--- begin Quoted passage ---

Re: No filesystem found for scheme s3 using FileIO

Chamikara Jayalath Tue, 24 Sep 2019 09:55:51 -0700

As Magnus mentioned, FileSystems are picked up from the class path and
registered here.
https://github.com/apache/beam/blob/master/sdks/java/core/src/main/java/org/apache/beam/sdk/io/FileSystems.java#L480


Seems like Flink is invoking this method at following locations.
https://github.com/apache/beam/blob/master/runners/flink/src/main/java/org/apache/beam/runners/flink/FlinkPipelineRunner.java#L142
https://github.com/apache/beam/blob/master/runners/flink/src/main/java/org/apache/beam/runners/flink/FlinkJobServerDriver.java#L63

I'm not too familiar about Flink sure why S3 is not properly being
registered when running the Flink job. Ccing some folks who are more
familiar about Flink.

+Ankur Goenka <goe...@google.com> +Maximilian Michels <m...@apache.org>

Thanks,
Cham


On Sat, Sep 21, 2019 at 9:18 AM Koprivica,Preston Blake <
preston.b.kopriv...@cerner.com> wrote:

> Thanks for the reply Magnus.
>
> I'm sorry it wasn't more clear in the original message.  I have added the
> aws dependencies and set up the pipeline options with the aws options.
> For the case where I set the write to ignore windowing, everything works.
> But the option is deprecated and the comments warn against its usage.
>
> I'm wondering if where no options are set and I see the error that that is
> a case of improperly initialized filesystems in the flink runner.   Or
> maybe someone has some different ideas for the culprit.
>
> Get Outlook for Android <https://aka.ms/ghei36>
>
> ------------------------------
> *From:* Magnus Runesson <ma...@linuxalert.org>
> *Sent:* Saturday, September 21, 2019 9:06:03 AM
> *To:* user@beam.apache.org <user@beam.apache.org>
> *Subject:* Re: No filesystem found for scheme s3 using FileIO
>
>
> Hi!
>
>
> You probably miss the S3 filesystem in your classpath.
>
> If I remember correctly you must include this
> https://search.maven.org/search?q=a:beam-sdks-java-io-amazon-web-services
> <https://nam01.safelinks.protection.outlook.com/?url=https%3A%2F%2Fsearch.maven.org%2Fsearch%3Fq%3Da%3Abeam-sdks-java-io-amazon-web-services&data=02%7C01%7CPreston.B.Koprivica%40cerner.com%7C6dfc70aff6754e8a742d08d73e9ce04e%7Cfbc493a80d244454a815f4ca58e8c09d%7C0%7C0%7C637046715865253070&sdata=ahe8GyTjSswDDCXoOimmVx5u%2FckkbGY4gTS4ZVSRv8Q%3D&reserved=0>
> package in your classpath/fat-jar.

--- end Quoted passage ---
--- begin Records ---

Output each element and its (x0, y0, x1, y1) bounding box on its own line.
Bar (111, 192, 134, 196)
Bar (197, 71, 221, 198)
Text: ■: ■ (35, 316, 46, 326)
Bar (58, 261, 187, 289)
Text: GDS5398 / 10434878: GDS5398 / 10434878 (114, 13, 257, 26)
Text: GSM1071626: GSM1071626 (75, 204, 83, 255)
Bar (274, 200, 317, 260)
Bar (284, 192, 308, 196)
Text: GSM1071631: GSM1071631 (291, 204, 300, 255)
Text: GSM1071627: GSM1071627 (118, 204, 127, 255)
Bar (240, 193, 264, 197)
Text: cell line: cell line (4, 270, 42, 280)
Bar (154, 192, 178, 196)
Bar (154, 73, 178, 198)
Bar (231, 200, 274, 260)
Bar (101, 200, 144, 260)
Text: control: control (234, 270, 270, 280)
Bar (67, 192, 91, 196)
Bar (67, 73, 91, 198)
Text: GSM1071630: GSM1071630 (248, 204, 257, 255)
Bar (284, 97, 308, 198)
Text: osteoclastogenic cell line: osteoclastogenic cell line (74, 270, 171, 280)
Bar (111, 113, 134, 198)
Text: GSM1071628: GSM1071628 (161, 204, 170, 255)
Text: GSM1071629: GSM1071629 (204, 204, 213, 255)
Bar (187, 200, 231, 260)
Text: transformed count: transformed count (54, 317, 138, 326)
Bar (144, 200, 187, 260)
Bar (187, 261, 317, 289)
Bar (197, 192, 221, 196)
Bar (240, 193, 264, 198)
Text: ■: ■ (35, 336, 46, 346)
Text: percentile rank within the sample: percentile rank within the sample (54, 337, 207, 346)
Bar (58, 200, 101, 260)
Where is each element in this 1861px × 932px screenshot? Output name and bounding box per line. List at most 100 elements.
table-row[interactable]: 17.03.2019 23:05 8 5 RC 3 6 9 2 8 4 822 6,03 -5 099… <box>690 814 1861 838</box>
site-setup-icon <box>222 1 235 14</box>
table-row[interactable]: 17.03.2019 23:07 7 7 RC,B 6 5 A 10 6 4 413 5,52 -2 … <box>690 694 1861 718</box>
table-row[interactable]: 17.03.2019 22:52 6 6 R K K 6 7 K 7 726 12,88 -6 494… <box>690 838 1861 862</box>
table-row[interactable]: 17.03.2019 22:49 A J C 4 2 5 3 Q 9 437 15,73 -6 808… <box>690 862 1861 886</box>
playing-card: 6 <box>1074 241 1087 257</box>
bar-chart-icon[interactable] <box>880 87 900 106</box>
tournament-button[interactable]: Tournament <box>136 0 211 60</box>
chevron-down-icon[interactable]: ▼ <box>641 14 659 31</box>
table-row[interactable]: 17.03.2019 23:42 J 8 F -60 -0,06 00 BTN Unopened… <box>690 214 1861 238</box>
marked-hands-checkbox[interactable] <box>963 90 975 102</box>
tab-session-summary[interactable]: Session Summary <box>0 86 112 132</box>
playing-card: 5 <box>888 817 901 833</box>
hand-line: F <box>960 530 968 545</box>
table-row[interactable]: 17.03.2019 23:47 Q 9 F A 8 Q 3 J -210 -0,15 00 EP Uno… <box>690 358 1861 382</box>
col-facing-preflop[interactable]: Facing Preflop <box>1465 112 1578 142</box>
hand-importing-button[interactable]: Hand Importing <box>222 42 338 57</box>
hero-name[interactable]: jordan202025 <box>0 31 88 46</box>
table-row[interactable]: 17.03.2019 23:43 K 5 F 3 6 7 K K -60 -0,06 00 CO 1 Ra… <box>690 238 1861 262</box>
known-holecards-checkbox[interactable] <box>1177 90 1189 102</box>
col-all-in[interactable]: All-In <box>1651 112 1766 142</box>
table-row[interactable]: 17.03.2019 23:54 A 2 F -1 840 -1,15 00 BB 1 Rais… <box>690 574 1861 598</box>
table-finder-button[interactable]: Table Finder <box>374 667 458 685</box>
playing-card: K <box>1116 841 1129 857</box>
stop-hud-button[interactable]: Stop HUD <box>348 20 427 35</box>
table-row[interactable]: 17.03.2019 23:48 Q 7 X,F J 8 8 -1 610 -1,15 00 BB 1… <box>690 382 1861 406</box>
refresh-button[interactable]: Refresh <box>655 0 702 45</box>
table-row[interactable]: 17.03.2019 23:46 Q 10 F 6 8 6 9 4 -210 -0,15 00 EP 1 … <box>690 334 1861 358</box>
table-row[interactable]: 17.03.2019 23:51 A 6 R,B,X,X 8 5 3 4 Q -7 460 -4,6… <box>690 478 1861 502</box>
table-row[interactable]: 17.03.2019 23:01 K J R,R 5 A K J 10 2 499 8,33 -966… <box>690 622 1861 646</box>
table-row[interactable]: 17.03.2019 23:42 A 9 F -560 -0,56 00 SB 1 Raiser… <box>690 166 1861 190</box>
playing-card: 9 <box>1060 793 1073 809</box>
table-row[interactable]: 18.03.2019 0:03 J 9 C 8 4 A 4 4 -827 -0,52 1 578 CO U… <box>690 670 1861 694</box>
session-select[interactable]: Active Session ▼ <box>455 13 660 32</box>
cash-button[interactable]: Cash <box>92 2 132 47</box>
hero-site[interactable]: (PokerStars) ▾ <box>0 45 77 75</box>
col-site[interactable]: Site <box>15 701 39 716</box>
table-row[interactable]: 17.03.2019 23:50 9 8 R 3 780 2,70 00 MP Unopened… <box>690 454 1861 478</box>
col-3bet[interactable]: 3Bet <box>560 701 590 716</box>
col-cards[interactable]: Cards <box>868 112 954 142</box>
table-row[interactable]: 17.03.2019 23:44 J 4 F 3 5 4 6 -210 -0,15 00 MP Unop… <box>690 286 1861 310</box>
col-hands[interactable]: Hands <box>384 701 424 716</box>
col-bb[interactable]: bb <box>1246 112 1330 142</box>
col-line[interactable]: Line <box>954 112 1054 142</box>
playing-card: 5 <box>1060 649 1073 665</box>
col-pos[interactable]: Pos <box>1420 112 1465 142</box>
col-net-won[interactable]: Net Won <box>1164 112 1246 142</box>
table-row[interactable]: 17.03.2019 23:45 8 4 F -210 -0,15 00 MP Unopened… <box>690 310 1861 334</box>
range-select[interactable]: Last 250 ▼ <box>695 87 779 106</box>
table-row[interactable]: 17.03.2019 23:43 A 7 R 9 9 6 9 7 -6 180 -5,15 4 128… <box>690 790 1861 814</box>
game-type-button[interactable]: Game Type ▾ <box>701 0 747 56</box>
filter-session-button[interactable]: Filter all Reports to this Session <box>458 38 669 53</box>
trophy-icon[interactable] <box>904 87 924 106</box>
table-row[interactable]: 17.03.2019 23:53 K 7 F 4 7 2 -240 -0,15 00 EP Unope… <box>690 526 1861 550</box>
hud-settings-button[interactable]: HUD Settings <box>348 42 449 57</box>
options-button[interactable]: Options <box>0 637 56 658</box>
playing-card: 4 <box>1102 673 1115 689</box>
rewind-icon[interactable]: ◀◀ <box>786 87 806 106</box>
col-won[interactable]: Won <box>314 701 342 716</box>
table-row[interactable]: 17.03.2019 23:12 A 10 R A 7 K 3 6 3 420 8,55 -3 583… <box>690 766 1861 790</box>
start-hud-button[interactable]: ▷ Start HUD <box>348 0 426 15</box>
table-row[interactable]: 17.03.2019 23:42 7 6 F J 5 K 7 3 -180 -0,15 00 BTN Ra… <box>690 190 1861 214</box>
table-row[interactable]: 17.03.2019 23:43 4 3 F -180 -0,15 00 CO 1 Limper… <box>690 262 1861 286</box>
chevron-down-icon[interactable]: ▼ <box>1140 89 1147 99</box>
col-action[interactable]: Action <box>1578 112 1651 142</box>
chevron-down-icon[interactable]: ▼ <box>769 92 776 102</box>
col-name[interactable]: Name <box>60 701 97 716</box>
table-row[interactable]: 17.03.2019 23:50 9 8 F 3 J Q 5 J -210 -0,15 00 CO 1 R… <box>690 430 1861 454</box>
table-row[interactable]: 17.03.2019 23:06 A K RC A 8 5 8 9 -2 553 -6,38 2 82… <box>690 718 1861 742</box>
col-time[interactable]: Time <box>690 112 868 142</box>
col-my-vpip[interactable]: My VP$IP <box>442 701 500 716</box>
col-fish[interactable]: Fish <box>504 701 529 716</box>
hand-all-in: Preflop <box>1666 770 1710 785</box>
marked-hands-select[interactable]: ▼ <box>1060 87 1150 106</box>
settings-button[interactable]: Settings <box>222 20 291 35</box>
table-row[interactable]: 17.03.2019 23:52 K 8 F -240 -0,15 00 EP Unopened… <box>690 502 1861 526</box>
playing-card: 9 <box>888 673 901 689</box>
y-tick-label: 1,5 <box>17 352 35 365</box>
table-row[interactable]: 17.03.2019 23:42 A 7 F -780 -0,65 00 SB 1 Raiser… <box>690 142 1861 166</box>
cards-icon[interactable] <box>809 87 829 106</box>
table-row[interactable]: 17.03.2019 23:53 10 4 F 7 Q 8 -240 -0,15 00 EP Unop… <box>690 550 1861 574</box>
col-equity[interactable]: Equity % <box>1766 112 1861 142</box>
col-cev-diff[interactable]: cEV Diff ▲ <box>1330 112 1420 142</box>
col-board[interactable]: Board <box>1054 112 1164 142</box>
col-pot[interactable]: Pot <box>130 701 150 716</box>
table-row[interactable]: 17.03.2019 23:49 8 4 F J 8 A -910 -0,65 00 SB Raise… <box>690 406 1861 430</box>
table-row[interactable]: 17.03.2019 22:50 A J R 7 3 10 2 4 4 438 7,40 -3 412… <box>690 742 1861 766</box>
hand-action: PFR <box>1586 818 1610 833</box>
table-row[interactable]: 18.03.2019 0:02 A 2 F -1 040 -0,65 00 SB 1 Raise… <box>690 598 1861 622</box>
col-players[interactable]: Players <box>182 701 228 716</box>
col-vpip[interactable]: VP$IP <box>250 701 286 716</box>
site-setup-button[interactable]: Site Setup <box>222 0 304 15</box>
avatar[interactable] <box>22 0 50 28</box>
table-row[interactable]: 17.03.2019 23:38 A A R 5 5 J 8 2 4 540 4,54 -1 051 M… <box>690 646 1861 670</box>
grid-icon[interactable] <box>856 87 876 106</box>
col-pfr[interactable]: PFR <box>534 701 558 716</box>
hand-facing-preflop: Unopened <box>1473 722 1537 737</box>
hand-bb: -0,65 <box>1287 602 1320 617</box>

--- end Records ---

* _Exercise prompt_
Return, word for word, the stretch from "As Magnus mentioned, FileSystems" through "at following locations." in the email thread above about the S3 filesystem error.

* _Worked solution_
As Magnus mentioned, FileSystems are picked up from the class path and
registered here.
https://github.com/apache/beam/blob/master/sdks/java/core/src/main/java/org/apache/beam/sdk/io/FileSystems.java#L480


Seems like Flink is invoking this method at following locations.